+++ DATASET ENTRIES

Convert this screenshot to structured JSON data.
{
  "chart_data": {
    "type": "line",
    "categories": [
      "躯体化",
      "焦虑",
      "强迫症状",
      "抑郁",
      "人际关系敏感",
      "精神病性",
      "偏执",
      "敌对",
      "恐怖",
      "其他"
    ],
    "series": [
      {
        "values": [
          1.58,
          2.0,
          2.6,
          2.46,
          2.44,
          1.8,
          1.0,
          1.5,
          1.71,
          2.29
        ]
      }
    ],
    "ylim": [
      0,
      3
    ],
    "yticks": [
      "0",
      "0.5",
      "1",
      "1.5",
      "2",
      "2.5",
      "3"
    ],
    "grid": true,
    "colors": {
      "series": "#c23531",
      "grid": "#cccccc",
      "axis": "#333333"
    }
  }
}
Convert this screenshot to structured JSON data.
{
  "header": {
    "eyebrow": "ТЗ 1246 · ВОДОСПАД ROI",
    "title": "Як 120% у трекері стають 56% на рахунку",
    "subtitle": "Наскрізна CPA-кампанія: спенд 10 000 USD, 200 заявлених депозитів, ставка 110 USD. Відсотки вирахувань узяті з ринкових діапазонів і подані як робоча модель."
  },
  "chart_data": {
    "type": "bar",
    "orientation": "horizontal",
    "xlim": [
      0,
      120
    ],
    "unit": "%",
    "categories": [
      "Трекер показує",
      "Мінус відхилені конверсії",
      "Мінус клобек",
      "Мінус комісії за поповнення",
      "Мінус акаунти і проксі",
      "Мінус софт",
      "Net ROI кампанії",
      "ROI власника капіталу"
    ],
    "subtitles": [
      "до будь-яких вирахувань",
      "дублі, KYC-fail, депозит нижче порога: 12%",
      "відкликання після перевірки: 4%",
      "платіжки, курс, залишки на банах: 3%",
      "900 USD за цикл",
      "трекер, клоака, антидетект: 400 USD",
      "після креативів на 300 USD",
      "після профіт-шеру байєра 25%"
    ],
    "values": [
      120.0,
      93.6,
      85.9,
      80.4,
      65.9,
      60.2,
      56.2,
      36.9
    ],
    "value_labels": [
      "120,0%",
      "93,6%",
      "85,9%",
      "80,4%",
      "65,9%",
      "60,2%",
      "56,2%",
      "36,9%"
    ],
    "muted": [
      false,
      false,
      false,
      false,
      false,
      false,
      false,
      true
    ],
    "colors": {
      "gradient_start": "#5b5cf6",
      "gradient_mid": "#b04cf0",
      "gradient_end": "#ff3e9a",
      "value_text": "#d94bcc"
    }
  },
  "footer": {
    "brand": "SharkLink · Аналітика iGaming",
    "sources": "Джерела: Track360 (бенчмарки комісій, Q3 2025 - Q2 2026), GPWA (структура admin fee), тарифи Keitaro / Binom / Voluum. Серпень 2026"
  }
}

++++++

THE TASK -
Give only the number of lines in the data that hold the word "Мінус".

WRITTEN SOLUTION -
5